*EXERCISE OBJECTIVE*: Set down, in full, every record in the block.

*THE DATA*:
>> start

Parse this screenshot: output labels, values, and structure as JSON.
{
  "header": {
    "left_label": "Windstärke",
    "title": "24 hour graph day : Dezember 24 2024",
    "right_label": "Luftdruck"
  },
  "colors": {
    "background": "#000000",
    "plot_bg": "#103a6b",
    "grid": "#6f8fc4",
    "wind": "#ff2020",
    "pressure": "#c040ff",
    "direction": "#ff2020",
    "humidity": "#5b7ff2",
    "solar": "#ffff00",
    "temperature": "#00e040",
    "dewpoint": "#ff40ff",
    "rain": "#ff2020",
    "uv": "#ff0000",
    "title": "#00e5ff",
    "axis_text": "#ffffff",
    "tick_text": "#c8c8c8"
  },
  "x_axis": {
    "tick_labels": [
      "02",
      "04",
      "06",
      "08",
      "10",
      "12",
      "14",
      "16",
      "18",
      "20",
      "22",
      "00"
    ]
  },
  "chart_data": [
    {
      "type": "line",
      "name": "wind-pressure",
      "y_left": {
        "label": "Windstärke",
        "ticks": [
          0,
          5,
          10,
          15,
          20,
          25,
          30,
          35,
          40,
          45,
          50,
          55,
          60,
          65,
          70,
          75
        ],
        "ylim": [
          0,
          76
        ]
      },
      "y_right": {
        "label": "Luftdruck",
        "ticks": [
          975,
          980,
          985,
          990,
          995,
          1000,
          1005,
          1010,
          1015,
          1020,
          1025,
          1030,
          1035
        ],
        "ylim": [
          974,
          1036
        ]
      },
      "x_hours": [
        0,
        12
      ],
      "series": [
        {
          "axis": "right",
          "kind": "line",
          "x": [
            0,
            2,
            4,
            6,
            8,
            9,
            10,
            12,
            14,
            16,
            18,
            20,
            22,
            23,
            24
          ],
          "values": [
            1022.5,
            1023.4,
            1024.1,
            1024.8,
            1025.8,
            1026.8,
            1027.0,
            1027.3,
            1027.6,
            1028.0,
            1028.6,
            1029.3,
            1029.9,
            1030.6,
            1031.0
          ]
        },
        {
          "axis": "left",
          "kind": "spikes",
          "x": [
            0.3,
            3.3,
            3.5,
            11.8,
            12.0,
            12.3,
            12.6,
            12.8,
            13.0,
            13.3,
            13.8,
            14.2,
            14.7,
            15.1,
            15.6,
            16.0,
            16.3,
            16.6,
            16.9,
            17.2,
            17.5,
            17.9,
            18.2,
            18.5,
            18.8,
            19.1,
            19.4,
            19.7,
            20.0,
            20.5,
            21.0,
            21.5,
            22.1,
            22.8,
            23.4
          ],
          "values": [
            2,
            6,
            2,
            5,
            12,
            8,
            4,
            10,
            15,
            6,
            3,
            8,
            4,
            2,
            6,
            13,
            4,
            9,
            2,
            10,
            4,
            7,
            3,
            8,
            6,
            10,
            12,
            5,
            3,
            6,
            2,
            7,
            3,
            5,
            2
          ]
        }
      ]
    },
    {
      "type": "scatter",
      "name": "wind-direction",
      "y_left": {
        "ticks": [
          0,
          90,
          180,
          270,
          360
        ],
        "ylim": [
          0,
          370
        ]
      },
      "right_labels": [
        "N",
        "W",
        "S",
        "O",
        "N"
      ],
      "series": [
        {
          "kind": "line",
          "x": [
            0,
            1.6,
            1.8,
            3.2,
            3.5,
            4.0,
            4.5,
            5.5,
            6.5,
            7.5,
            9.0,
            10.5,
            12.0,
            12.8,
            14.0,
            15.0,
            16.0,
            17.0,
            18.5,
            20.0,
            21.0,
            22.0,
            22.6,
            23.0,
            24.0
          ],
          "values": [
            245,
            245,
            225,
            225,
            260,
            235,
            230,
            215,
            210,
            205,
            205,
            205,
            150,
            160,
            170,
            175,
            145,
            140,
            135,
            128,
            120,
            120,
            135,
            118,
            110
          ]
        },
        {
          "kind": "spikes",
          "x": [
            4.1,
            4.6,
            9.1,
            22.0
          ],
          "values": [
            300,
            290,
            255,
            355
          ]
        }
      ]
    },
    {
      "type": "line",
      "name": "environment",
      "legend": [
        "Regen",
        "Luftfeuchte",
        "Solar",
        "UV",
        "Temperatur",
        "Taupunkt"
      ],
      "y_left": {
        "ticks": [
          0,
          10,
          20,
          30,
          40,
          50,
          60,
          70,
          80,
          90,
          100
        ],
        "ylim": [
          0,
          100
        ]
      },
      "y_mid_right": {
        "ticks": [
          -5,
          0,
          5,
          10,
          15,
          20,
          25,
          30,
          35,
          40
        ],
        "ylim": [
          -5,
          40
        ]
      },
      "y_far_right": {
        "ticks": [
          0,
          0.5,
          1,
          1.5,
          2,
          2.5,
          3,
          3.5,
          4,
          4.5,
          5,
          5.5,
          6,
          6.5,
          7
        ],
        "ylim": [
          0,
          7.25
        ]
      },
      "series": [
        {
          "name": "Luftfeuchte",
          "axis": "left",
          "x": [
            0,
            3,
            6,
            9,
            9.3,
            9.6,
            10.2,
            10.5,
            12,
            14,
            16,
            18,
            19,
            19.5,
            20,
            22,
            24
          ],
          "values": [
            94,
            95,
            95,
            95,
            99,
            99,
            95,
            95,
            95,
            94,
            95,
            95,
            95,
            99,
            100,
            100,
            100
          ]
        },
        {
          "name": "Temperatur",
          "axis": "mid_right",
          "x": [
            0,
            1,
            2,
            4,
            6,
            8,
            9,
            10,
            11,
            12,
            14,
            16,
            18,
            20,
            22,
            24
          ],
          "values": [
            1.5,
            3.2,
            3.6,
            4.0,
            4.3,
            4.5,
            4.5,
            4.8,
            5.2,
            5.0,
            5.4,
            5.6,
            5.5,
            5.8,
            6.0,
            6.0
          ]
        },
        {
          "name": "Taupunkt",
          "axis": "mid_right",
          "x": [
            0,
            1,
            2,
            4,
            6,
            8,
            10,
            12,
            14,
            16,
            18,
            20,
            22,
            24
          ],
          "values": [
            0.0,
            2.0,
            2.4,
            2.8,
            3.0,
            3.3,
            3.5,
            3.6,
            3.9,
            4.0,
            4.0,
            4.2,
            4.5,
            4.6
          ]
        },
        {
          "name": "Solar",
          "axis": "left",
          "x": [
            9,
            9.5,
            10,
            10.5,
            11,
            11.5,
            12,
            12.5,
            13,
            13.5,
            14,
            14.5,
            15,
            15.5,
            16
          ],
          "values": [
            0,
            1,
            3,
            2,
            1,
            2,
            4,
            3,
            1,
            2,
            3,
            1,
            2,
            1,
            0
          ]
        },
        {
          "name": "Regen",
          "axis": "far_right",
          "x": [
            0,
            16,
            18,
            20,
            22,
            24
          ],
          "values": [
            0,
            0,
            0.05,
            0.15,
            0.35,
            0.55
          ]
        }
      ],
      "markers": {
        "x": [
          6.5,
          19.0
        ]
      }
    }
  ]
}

>> end

*TASK ANSWER*:
Parse this screenshot: output labels, values, and structure as JSON.
{
  "header": {
    "left_label": "Windstärke",
    "title": "24 hour graph day : Dezember 24 2024",
    "right_label": "Luftdruck"
  },
  "colors": {
    "background": "#000000",
    "plot_bg": "#103a6b",
    "grid": "#6f8fc4",
    "wind": "#ff2020",
    "pressure": "#c040ff",
    "direction": "#ff2020",
    "humidity": "#5b7ff2",
    "solar": "#ffff00",
    "temperature": "#00e040",
    "dewpoint": "#ff40ff",
    "rain": "#ff2020",
    "uv": "#ff0000",
    "title": "#00e5ff",
    "axis_text": "#ffffff",
    "tick_text": "#c8c8c8"
  },
  "x_axis": {
    "tick_labels": [
      "02",
      "04",
      "06",
      "08",
      "10",
      "12",
      "14",
      "16",
      "18",
      "20",
      "22",
      "00"
    ]
  },
  "chart_data": [
    {
      "type": "line",
      "name": "wind-pressure",
      "y_left": {
        "label": "Windstärke",
        "ticks": [
          0,
          5,
          10,
          15,
          20,
          25,
          30,
          35,
          40,
          45,
          50,
          55,
          60,
          65,
          70,
          75
        ],
        "ylim": [
          0,
          76
        ]
      },
      "y_right": {
        "label": "Luftdruck",
        "ticks": [
          975,
          980,
          985,
          990,
          995,
          1000,
          1005,
          1010,
          1015,
          1020,
          1025,
          1030,
          1035
        ],
        "ylim": [
          974,
          1036
        ]
      },
      "x_hours": [
        0,
        12
      ],
      "series": [
        {
          "axis": "right",
          "kind": "line",
          "x": [
            0,
            2,
            4,
            6,
            8,
            9,
            10,
            12,
            14,
            16,
            18,
            20,
            22,
            23,
            24
          ],
          "values": [
            1022.5,
            1023.4,
            1024.1,
            1024.8,
            1025.8,
            1026.8,
            1027.0,
            1027.3,
            1027.6,
            1028.0,
            1028.6,
            1029.3,
            1029.9,
            1030.6,
            1031.0
          ]
        },
        {
          "axis": "left",
          "kind": "spikes",
          "x": [
            0.3,
            3.3,
            3.5,
            11.8,
            12.0,
            12.3,
            12.6,
            12.8,
            13.0,
            13.3,
            13.8,
            14.2,
            14.7,
            15.1,
            15.6,
            16.0,
            16.3,
            16.6,
            16.9,
            17.2,
            17.5,
            17.9,
            18.2,
            18.5,
            18.8,
            19.1,
            19.4,
            19.7,
            20.0,
            20.5,
            21.0,
            21.5,
            22.1,
            22.8,
            23.4
          ],
          "values": [
            2,
            6,
            2,
            5,
            12,
            8,
            4,
            10,
            15,
            6,
            3,
            8,
            4,
            2,
            6,
            13,
            4,
            9,
            2,
            10,
            4,
            7,
            3,
            8,
            6,
            10,
            12,
            5,
            3,
            6,
            2,
            7,
            3,
            5,
            2
          ]
        }
      ]
    },
    {
      "type": "scatter",
      "name": "wind-direction",
      "y_left": {
        "ticks": [
          0,
          90,
          180,
          270,
          360
        ],
        "ylim": [
          0,
          370
        ]
      },
      "right_labels": [
        "N",
        "W",
        "S",
        "O",
        "N"
      ],
      "series": [
        {
          "kind": "line",
          "x": [
            0,
            1.6,
            1.8,
            3.2,
            3.5,
            4.0,
            4.5,
            5.5,
            6.5,
            7.5,
            9.0,
            10.5,
            12.0,
            12.8,
            14.0,
            15.0,
            16.0,
            17.0,
            18.5,
            20.0,
            21.0,
            22.0,
            22.6,
            23.0,
            24.0
          ],
          "values": [
            245,
            245,
            225,
            225,
            260,
            235,
            230,
            215,
            210,
            205,
            205,
            205,
            150,
            160,
            170,
            175,
            145,
            140,
            135,
            128,
            120,
            120,
            135,
            118,
            110
          ]
        },
        {
          "kind": "spikes",
          "x": [
            4.1,
            4.6,
            9.1,
            22.0
          ],
          "values": [
            300,
            290,
            255,
            355
          ]
        }
      ]
    },
    {
      "type": "line",
      "name": "environment",
      "legend": [
        "Regen",
        "Luftfeuchte",
        "Solar",
        "UV",
        "Temperatur",
        "Taupunkt"
      ],
      "y_left": {
        "ticks": [
          0,
          10,
          20,
          30,
          40,
          50,
          60,
          70,
          80,
          90,
          100
        ],
        "ylim": [
          0,
          100
        ]
      },
      "y_mid_right": {
        "ticks": [
          -5,
          0,
          5,
          10,
          15,
          20,
          25,
          30,
          35,
          40
        ],
        "ylim": [
          -5,
          40
        ]
      },
      "y_far_right": {
        "ticks": [
          0,
          0.5,
          1,
          1.5,
          2,
          2.5,
          3,
          3.5,
          4,
          4.5,
          5,
          5.5,
          6,
          6.5,
          7
        ],
        "ylim": [
          0,
          7.25
        ]
      },
      "series": [
        {
          "name": "Luftfeuchte",
          "axis": "left",
          "x": [
            0,
            3,
            6,
            9,
            9.3,
            9.6,
            10.2,
            10.5,
            12,
            14,
            16,
            18,
            19,
            19.5,
            20,
            22,
            24
          ],
          "values": [
            94,
            95,
            95,
            95,
            99,
            99,
            95,
            95,
            95,
            94,
            95,
            95,
            95,
            99,
            100,
            100,
            100
          ]
        },
        {
          "name": "Temperatur",
          "axis": "mid_right",
          "x": [
            0,
            1,
            2,
            4,
            6,
            8,
            9,
            10,
            11,
            12,
            14,
            16,
            18,
            20,
            22,
            24
          ],
          "values": [
            1.5,
            3.2,
            3.6,
            4.0,
            4.3,
            4.5,
            4.5,
            4.8,
            5.2,
            5.0,
            5.4,
            5.6,
            5.5,
            5.8,
            6.0,
            6.0
          ]
        },
        {
          "name": "Taupunkt",
          "axis": "mid_right",
          "x": [
            0,
            1,
            2,
            4,
            6,
            8,
            10,
            12,
            14,
            16,
            18,
            20,
            22,
            24
          ],
          "values": [
            0.0,
            2.0,
            2.4,
            2.8,
            3.0,
            3.3,
            3.5,
            3.6,
            3.9,
            4.0,
            4.0,
            4.2,
            4.5,
            4.6
          ]
        },
        {
          "name": "Solar",
          "axis": "left",
          "x": [
            9,
            9.5,
            10,
            10.5,
            11,
            11.5,
            12,
            12.5,
            13,
            13.5,
            14,
            14.5,
            15,
            15.5,
            16
          ],
          "values": [
            0,
            1,
            3,
            2,
            1,
            2,
            4,
            3,
            1,
            2,
            3,
            1,
            2,
            1,
            0
          ]
        },
        {
          "name": "Regen",
          "axis": "far_right",
          "x": [
            0,
            16,
            18,
            20,
            22,
            24
          ],
          "values": [
            0,
            0,
            0.05,
            0.15,
            0.35,
            0.55
          ]
        }
      ],
      "markers": {
        "x": [
          6.5,
          19.0
        ]
      }
    }
  ]
}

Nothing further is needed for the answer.